| Task prompt |
Output every entry exactly as written.

| Items from a dataset |
= = = = =
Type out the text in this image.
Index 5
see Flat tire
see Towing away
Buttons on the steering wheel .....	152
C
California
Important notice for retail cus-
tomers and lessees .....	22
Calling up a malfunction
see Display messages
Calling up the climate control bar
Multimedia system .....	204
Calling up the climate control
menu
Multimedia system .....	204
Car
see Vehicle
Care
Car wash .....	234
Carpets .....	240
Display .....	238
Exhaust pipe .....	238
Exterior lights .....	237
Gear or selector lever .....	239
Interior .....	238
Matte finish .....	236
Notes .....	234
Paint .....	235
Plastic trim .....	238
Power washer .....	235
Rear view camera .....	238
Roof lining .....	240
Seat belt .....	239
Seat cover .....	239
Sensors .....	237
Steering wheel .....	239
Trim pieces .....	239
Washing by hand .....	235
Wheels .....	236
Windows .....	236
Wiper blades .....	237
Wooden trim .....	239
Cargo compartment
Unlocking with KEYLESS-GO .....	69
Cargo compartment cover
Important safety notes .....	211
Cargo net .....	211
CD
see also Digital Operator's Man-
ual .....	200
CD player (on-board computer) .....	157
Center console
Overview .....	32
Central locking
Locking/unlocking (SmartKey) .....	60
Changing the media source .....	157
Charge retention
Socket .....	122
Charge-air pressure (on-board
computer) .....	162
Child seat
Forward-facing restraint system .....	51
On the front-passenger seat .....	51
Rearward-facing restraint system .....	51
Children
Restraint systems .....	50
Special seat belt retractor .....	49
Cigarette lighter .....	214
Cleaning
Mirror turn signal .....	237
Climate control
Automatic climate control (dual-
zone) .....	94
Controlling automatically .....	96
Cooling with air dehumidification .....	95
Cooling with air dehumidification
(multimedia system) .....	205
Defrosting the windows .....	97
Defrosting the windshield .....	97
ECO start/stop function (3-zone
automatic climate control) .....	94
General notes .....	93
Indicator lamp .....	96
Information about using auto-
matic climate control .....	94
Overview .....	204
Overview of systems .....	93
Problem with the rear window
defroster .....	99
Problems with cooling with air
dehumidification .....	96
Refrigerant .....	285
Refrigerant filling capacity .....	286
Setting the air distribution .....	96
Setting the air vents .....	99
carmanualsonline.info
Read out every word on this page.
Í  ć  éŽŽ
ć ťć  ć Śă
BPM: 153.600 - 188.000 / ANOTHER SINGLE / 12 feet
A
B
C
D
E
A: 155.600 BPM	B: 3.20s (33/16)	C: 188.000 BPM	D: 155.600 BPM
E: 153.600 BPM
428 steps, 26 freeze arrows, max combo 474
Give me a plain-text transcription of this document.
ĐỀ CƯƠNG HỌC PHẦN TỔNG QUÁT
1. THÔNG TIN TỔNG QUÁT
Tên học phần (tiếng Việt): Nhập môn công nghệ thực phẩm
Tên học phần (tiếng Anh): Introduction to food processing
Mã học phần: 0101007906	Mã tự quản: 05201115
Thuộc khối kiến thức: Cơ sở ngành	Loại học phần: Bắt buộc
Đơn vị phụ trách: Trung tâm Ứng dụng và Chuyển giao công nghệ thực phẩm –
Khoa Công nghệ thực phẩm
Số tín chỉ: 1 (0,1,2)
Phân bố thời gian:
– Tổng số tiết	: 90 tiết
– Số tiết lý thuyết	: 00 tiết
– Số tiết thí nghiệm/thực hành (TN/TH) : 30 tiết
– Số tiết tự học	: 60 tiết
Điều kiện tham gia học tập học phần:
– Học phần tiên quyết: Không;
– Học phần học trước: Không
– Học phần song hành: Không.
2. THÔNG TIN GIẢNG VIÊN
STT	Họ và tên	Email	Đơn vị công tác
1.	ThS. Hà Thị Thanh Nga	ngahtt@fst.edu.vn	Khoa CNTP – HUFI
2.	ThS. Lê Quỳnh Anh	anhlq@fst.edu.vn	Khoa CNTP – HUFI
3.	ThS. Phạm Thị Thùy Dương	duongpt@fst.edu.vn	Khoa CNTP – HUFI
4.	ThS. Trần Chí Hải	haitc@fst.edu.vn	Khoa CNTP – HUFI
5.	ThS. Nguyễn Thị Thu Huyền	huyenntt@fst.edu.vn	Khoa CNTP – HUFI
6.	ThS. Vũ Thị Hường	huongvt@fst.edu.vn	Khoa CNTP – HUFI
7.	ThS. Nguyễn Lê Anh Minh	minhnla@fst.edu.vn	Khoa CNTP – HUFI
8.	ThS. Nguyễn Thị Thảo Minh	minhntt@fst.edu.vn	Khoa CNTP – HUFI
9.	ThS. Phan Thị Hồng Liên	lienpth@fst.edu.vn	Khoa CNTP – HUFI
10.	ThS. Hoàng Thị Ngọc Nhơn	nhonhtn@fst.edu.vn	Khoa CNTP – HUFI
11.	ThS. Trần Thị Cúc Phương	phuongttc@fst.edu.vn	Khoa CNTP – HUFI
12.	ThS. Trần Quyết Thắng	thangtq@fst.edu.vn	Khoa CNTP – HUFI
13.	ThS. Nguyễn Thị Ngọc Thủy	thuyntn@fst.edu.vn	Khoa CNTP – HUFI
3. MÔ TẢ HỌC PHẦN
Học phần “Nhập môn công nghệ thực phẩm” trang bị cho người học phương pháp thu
= = = = =
| Exercise response |
Type out the text in this image.
Index 5
see Flat tire
see Towing away
Buttons on the steering wheel .....	152
C
California
Important notice for retail cus-
tomers and lessees .....	22
Calling up a malfunction
see Display messages
Calling up the climate control bar
Multimedia system .....	204
Calling up the climate control
menu
Multimedia system .....	204
Car
see Vehicle
Care
Car wash .....	234
Carpets .....	240
Display .....	238
Exhaust pipe .....	238
Exterior lights .....	237
Gear or selector lever .....	239
Interior .....	238
Matte finish .....	236
Notes .....	234
Paint .....	235
Plastic trim .....	238
Power washer .....	235
Rear view camera .....	238
Roof lining .....	240
Seat belt .....	239
Seat cover .....	239
Sensors .....	237
Steering wheel .....	239
Trim pieces .....	239
Washing by hand .....	235
Wheels .....	236
Windows .....	236
Wiper blades .....	237
Wooden trim .....	239
Cargo compartment
Unlocking with KEYLESS-GO .....	69
Cargo compartment cover
Important safety notes .....	211
Cargo net .....	211
CD
see also Digital Operator's Man-
ual .....	200
CD player (on-board computer) .....	157
Center console
Overview .....	32
Central locking
Locking/unlocking (SmartKey) .....	60
Changing the media source .....	157
Charge retention
Socket .....	122
Charge-air pressure (on-board
computer) .....	162
Child seat
Forward-facing restraint system .....	51
On the front-passenger seat .....	51
Rearward-facing restraint system .....	51
Children
Restraint systems .....	50
Special seat belt retractor .....	49
Cigarette lighter .....	214
Cleaning
Mirror turn signal .....	237
Climate control
Automatic climate control (dual-
zone) .....	94
Controlling automatically .....	96
Cooling with air dehumidification .....	95
Cooling with air dehumidification
(multimedia system) .....	205
Defrosting the windows .....	97
Defrosting the windshield .....	97
ECO start/stop function (3-zone
automatic climate control) .....	94
General notes .....	93
Indicator lamp .....	96
Information about using auto-
matic climate control .....	94
Overview .....	204
Overview of systems .....	93
Problem with the rear window
defroster .....	99
Problems with cooling with air
dehumidification .....	96
Refrigerant .....	285
Refrigerant filling capacity .....	286
Setting the air distribution .....	96
Setting the air vents .....	99
carmanualsonline.info
Read out every word on this page.
Í  ć  éŽŽ
ć ťć  ć Śă
BPM: 153.600 - 188.000 / ANOTHER SINGLE / 12 feet
A
B
C
D
E
A: 155.600 BPM	B: 3.20s (33/16)	C: 188.000 BPM	D: 155.600 BPM
E: 153.600 BPM
428 steps, 26 freeze arrows, max combo 474
Give me a plain-text transcription of this document.
ĐỀ CƯƠNG HỌC PHẦN TỔNG QUÁT
1. THÔNG TIN TỔNG QUÁT
Tên học phần (tiếng Việt): Nhập môn công nghệ thực phẩm
Tên học phần (tiếng Anh): Introduction to food processing
Mã học phần: 0101007906	Mã tự quản: 05201115
Thuộc khối kiến thức: Cơ sở ngành	Loại học phần: Bắt buộc
Đơn vị phụ trách: Trung tâm Ứng dụng và Chuyển giao công nghệ thực phẩm –
Khoa Công nghệ thực phẩm
Số tín chỉ: 1 (0,1,2)
Phân bố thời gian:
– Tổng số tiết	: 90 tiết
– Số tiết lý thuyết	: 00 tiết
– Số tiết thí nghiệm/thực hành (TN/TH) : 30 tiết
– Số tiết tự học	: 60 tiết
Điều kiện tham gia học tập học phần:
– Học phần tiên quyết: Không;
– Học phần học trước: Không
– Học phần song hành: Không.
2. THÔNG TIN GIẢNG VIÊN
STT	Họ và tên	Email	Đơn vị công tác
1.	ThS. Hà Thị Thanh Nga	ngahtt@fst.edu.vn	Khoa CNTP – HUFI
2.	ThS. Lê Quỳnh Anh	anhlq@fst.edu.vn	Khoa CNTP – HUFI
3.	ThS. Phạm Thị Thùy Dương	duongpt@fst.edu.vn	Khoa CNTP – HUFI
4.	ThS. Trần Chí Hải	haitc@fst.edu.vn	Khoa CNTP – HUFI
5.	ThS. Nguyễn Thị Thu Huyền	huyenntt@fst.edu.vn	Khoa CNTP – HUFI
6.	ThS. Vũ Thị Hường	huongvt@fst.edu.vn	Khoa CNTP – HUFI
7.	ThS. Nguyễn Lê Anh Minh	minhnla@fst.edu.vn	Khoa CNTP – HUFI
8.	ThS. Nguyễn Thị Thảo Minh	minhntt@fst.edu.vn	Khoa CNTP – HUFI
9.	ThS. Phan Thị Hồng Liên	lienpth@fst.edu.vn	Khoa CNTP – HUFI
10.	ThS. Hoàng Thị Ngọc Nhơn	nhonhtn@fst.edu.vn	Khoa CNTP – HUFI
11.	ThS. Trần Thị Cúc Phương	phuongttc@fst.edu.vn	Khoa CNTP – HUFI
12.	ThS. Trần Quyết Thắng	thangtq@fst.edu.vn	Khoa CNTP – HUFI
13.	ThS. Nguyễn Thị Ngọc Thủy	thuyntn@fst.edu.vn	Khoa CNTP – HUFI
3. MÔ TẢ HỌC PHẦN
Học phần “Nhập môn công nghệ thực phẩm” trang bị cho người học phương pháp thu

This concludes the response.